>>>
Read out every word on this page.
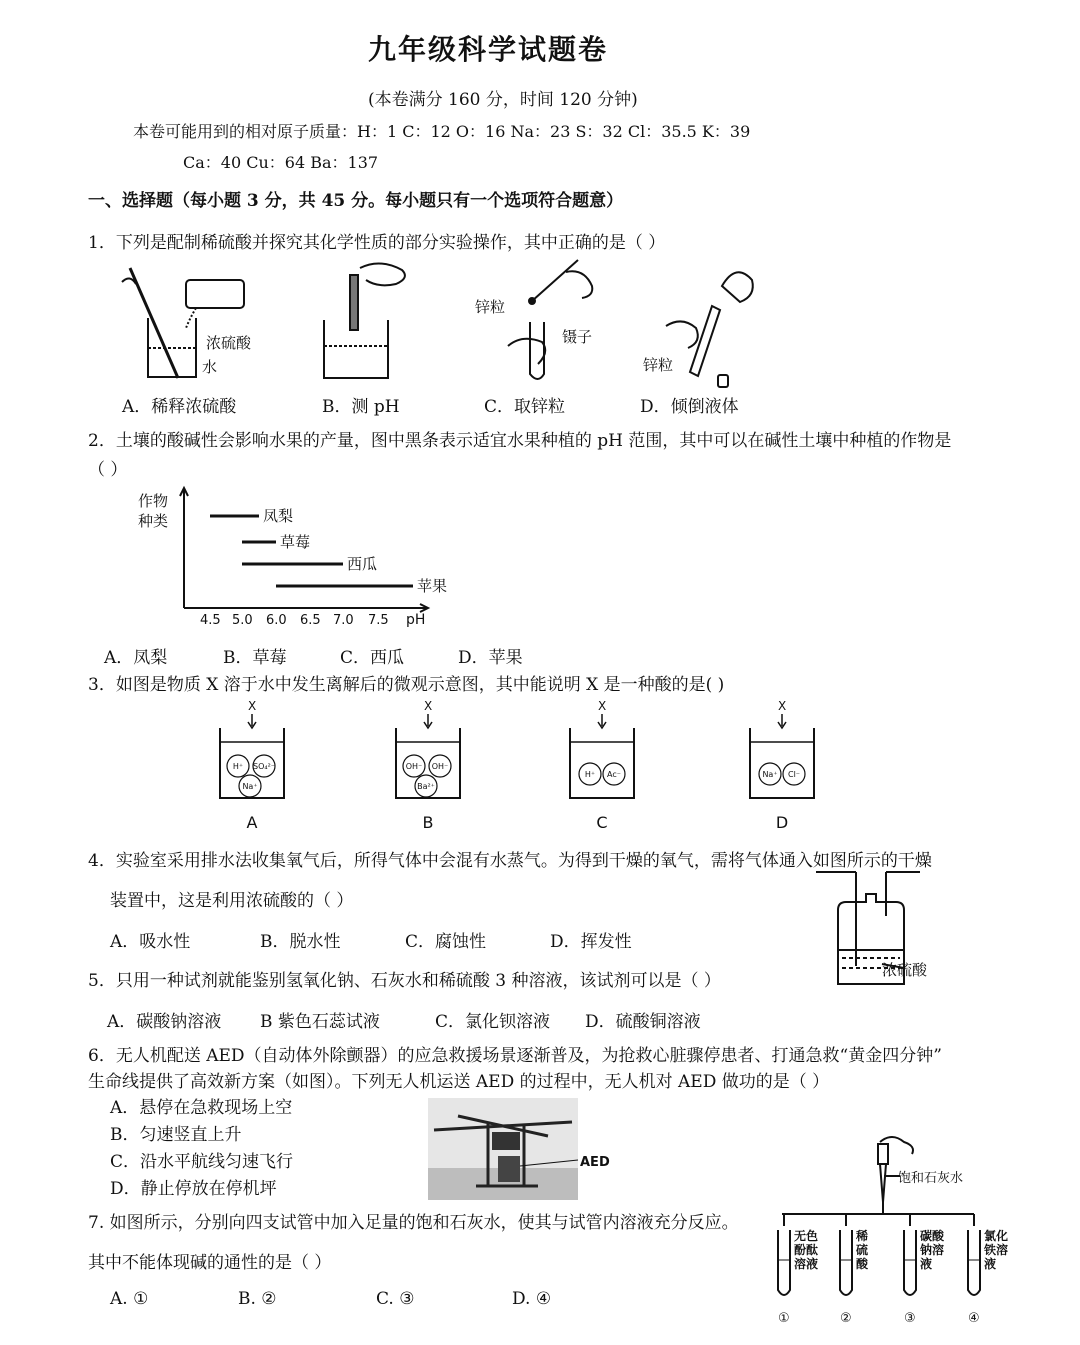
九年级科学试题卷
(本卷满分 160 分，时间 120 分钟)
本卷可能用到的相对原子质量：H：1 C：12 O：16 Na：23 S：32 Cl：35.5 K：39
Ca：40 Cu：64 Ba：137
一、选择题（每小题 3 分，共 45 分。每小题只有一个选项符合题意）
1．下列是配制稀硫酸并探究其化学性质的部分实验操作，其中正确的是（ ）
浓硫酸
水
锌粒
镊子
锌粒
A．稀释浓硫酸	B．测 pH	C．取锌粒	D．倾倒液体
2．土壤的酸碱性会影响水果的产量，图中黑条表示适宜水果种植的 pH 范围，其中可以在碱性土壤中种植的作物是
（ ）
作物
种类
pH
4.5 5.0 6.0 6.5 7.0 7.5
凤梨
草莓
西瓜
苹果
A．凤梨	B．草莓	C．西瓜	D．苹果
3．如图是物质 X 溶于水中发生离解后的微观示意图，其中能说明 X 是一种酸的是( )
X
H⁺ SO₄²⁻
Na⁺
A
X
OH⁻ OH⁻
Ba²⁺
B
X
H⁺ Ac⁻
C
X
Na⁺ Cl⁻
D
4．实验室采用排水法收集氧气后，所得气体中会混有水蒸气。为得到干燥的氧气，需将气体通入如图所示的干燥
装置中，这是利用浓硫酸的（ ）
A．吸水性	B．脱水性	C．腐蚀性	D．挥发性
浓硫酸
5．只用一种试剂就能鉴别氢氧化钠、石灰水和稀硫酸 3 种溶液，该试剂可以是（ ）
A．碳酸钠溶液 B 紫色石蕊试液	C．氯化钡溶液 D．硫酸铜溶液
6．无人机配送 AED（自动体外除颤器）的应急救援场景逐渐普及，为抢救心脏骤停患者、打通急救“黄金四分钟”
生命线提供了高效新方案（如图）。下列无人机运送 AED 的过程中，无人机对 AED 做功的是（ ）
A．悬停在急救现场上空
B．匀速竖直上升
C．沿水平航线匀速飞行
D．静止停放在停机坪
AED
7. 如图所示，分别向四支试管中加入足量的饱和石灰水，使其与试管内溶液充分反应。
其中不能体现碱的通性的是（ ）
A. ①	B. ②	C. ③	D. ④
饱和石灰水
无色
酚酞
溶液
①
稀
硫
酸
②
碳酸
钠溶
液
③
氯化
铁溶
液
④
<<<
◆ DESCRIPTION OF THE TASK:
Pictures stay out; reproduce every line of the records exactly.

◆ TASK SOLUTION:
Read out every word on this page.
九年级科学试题卷
(本卷满分 160 分，时间 120 分钟)
本卷可能用到的相对原子质量：H：1 C：12 O：16 Na：23 S：32 Cl：35.5 K：39
Ca：40 Cu：64 Ba：137
一、选择题（每小题 3 分，共 45 分。每小题只有一个选项符合题意）
1．下列是配制稀硫酸并探究其化学性质的部分实验操作，其中正确的是（ ）
浓硫酸
水
锌粒
镊子
锌粒
A．稀释浓硫酸	B．测 pH	C．取锌粒	D．倾倒液体
2．土壤的酸碱性会影响水果的产量，图中黑条表示适宜水果种植的 pH 范围，其中可以在碱性土壤中种植的作物是
（ ）
作物
种类
pH
4.5 5.0 6.0 6.5 7.0 7.5
凤梨
草莓
西瓜
苹果
A．凤梨	B．草莓	C．西瓜	D．苹果
3．如图是物质 X 溶于水中发生离解后的微观示意图，其中能说明 X 是一种酸的是( )
X
H⁺ SO₄²⁻
Na⁺
A
X
OH⁻ OH⁻
Ba²⁺
B
X
H⁺ Ac⁻
C
X
Na⁺ Cl⁻
D
4．实验室采用排水法收集氧气后，所得气体中会混有水蒸气。为得到干燥的氧气，需将气体通入如图所示的干燥
装置中，这是利用浓硫酸的（ ）
A．吸水性	B．脱水性	C．腐蚀性	D．挥发性
浓硫酸
5．只用一种试剂就能鉴别氢氧化钠、石灰水和稀硫酸 3 种溶液，该试剂可以是（ ）
A．碳酸钠溶液 B 紫色石蕊试液	C．氯化钡溶液 D．硫酸铜溶液
6．无人机配送 AED（自动体外除颤器）的应急救援场景逐渐普及，为抢救心脏骤停患者、打通急救“黄金四分钟”
生命线提供了高效新方案（如图）。下列无人机运送 AED 的过程中，无人机对 AED 做功的是（ ）
A．悬停在急救现场上空
B．匀速竖直上升
C．沿水平航线匀速飞行
D．静止停放在停机坪
AED
7. 如图所示，分别向四支试管中加入足量的饱和石灰水，使其与试管内溶液充分反应。
其中不能体现碱的通性的是（ ）
A. ①	B. ②	C. ③	D. ④
饱和石灰水
无色
酚酞
溶液
①
稀
硫
酸
②
碳酸
钠溶
液
③
氯化
铁溶
液
④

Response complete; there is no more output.